:: Provided data ::

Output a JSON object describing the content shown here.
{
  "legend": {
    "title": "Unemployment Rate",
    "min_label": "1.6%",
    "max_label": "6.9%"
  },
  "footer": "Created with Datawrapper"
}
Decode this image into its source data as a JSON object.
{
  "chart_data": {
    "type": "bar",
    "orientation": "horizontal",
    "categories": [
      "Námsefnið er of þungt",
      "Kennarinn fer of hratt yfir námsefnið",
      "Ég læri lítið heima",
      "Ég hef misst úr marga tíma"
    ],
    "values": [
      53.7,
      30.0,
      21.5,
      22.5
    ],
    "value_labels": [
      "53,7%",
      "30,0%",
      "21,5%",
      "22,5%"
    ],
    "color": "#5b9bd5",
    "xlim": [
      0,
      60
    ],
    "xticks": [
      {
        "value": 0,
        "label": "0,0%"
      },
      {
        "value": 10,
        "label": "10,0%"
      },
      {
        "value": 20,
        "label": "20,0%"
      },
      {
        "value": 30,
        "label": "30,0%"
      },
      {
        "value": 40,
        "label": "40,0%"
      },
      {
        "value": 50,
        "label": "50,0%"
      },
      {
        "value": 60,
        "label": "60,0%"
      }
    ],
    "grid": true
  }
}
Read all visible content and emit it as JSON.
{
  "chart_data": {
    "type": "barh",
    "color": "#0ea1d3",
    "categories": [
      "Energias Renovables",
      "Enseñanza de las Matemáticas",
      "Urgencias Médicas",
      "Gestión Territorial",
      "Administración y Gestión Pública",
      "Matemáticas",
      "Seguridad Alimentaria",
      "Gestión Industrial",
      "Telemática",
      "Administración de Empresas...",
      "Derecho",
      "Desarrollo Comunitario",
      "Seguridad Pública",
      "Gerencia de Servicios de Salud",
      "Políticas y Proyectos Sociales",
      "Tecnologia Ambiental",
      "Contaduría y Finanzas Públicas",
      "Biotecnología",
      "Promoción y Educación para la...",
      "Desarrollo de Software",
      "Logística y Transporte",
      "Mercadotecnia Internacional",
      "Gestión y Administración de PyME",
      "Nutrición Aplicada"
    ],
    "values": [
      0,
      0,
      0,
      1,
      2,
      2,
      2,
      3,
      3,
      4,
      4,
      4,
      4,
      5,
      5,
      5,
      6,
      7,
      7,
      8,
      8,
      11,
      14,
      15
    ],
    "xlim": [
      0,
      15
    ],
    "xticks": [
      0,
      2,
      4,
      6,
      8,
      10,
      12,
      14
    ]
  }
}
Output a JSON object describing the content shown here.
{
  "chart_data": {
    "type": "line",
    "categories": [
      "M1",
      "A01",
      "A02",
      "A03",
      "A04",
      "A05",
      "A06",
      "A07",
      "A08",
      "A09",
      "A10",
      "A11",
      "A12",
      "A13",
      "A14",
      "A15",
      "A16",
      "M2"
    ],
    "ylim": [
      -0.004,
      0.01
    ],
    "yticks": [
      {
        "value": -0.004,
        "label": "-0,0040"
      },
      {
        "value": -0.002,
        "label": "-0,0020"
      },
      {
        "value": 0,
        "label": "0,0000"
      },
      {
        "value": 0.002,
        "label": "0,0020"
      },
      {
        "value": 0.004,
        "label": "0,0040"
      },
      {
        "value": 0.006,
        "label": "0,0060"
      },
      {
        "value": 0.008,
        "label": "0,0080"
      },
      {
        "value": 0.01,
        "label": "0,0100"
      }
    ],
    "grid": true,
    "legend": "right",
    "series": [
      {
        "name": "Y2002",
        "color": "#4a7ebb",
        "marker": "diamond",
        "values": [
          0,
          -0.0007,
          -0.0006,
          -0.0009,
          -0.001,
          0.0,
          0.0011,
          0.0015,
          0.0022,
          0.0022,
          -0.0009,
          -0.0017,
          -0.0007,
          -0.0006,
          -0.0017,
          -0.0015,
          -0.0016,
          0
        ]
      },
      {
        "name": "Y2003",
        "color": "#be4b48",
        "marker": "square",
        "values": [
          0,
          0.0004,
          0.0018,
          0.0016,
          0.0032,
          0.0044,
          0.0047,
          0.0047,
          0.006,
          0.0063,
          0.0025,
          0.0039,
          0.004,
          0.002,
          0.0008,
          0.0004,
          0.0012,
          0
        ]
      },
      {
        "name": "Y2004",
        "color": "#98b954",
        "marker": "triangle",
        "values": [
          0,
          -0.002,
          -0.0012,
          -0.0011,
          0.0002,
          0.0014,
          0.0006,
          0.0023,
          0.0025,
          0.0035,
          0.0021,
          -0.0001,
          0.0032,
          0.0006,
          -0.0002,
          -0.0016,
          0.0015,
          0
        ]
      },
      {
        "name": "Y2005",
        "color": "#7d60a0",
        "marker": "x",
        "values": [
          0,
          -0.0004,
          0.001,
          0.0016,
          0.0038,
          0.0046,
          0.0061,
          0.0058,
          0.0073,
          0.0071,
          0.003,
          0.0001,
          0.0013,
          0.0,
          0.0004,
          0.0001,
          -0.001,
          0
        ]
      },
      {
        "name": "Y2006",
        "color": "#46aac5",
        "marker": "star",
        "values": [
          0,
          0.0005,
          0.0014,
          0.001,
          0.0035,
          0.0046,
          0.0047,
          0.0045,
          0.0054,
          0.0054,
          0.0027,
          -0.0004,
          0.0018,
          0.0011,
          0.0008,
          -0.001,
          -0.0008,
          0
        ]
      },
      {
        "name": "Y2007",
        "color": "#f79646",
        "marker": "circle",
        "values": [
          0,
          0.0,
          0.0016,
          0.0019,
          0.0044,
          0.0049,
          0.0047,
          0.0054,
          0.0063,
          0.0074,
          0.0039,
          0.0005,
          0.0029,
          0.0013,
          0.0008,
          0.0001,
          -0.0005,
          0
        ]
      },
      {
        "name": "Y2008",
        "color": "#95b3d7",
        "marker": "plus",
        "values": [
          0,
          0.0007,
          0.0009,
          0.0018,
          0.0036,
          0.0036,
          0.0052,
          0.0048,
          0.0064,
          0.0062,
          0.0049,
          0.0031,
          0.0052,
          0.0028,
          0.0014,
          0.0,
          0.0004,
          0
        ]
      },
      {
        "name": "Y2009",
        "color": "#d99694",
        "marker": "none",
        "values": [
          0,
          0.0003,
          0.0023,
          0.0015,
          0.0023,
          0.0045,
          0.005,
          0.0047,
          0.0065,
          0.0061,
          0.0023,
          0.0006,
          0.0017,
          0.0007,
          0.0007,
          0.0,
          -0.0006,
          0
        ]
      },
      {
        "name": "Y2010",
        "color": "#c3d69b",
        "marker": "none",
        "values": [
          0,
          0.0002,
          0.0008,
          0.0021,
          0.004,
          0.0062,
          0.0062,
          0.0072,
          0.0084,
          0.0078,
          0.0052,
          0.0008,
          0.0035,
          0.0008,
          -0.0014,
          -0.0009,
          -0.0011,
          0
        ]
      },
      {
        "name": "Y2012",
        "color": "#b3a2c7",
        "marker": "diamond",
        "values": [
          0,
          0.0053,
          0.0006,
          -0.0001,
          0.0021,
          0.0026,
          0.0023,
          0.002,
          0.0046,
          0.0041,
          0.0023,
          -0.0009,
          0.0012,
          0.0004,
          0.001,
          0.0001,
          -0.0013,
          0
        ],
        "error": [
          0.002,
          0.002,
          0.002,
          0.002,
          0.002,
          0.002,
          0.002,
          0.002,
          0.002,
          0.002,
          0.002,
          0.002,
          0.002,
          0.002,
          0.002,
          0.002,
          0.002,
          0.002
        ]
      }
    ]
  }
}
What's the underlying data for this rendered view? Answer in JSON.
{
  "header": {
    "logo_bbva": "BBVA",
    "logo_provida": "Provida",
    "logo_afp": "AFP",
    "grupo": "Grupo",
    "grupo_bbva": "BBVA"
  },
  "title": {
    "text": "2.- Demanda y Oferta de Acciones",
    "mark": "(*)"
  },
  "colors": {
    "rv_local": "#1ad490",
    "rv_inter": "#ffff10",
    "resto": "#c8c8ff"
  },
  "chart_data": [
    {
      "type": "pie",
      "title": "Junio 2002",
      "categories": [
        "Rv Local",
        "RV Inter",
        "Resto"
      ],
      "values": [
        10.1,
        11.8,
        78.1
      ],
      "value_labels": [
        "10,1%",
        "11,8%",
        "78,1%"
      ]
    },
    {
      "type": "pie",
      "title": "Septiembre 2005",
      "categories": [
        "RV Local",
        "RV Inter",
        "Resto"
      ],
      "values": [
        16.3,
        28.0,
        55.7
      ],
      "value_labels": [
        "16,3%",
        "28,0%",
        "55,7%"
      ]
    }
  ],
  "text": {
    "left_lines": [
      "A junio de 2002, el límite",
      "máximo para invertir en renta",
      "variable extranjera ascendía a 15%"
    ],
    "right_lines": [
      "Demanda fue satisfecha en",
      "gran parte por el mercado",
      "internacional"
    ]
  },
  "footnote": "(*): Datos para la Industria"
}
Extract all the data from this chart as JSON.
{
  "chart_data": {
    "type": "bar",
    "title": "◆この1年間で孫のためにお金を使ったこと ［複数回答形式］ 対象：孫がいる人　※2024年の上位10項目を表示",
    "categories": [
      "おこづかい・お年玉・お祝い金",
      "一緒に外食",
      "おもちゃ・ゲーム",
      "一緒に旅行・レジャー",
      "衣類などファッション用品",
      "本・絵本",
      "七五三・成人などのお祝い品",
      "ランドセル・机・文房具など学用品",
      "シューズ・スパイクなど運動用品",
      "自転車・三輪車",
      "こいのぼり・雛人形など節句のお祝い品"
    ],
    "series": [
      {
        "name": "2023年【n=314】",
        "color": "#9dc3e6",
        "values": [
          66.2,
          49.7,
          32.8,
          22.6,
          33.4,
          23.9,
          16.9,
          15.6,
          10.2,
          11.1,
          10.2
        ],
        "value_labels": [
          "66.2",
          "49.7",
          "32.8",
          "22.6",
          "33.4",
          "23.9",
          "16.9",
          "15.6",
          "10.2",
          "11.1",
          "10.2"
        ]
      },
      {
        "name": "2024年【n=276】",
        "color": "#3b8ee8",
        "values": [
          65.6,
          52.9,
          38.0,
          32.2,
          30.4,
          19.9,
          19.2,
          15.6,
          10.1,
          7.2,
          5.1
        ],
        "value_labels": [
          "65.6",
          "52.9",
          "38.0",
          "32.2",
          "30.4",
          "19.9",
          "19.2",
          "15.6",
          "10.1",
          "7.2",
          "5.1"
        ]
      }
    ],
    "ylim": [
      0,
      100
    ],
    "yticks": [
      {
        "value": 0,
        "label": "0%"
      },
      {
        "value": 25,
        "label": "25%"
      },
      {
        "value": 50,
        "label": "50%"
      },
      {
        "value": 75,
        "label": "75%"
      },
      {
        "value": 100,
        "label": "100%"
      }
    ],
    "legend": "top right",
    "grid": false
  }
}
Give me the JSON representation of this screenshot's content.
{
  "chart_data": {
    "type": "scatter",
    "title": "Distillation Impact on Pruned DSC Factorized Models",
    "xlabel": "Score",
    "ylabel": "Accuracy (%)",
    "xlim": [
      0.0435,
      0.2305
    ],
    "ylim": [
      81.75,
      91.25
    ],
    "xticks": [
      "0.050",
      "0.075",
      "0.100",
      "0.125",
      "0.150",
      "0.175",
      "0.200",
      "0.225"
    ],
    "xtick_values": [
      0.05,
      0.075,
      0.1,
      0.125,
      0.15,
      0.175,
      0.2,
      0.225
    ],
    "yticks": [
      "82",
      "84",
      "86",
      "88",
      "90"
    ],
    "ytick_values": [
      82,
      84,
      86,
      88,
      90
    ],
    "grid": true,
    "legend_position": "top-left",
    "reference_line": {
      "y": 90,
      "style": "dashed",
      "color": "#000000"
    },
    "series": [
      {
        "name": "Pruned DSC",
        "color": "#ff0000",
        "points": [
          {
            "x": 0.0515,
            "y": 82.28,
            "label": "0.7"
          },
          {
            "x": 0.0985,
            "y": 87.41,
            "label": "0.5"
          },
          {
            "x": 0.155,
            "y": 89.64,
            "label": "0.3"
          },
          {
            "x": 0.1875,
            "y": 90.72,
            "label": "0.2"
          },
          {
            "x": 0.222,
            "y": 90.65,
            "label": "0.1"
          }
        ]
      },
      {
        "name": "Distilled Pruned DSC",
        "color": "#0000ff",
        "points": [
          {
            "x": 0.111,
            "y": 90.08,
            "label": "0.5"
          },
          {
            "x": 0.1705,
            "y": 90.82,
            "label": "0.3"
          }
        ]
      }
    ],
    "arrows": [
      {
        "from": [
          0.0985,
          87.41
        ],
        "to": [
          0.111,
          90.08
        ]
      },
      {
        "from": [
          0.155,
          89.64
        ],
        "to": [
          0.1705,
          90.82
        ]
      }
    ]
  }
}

:::

**What is needed**:
Using the listing, collect all lines in which the string "type" is found.

**Finished exercise**:
    "type": "bar",
    "type": "barh",
    "type": "line",
      "type": "pie",
      "type": "pie",
    "type": "bar",
    "type": "scatter",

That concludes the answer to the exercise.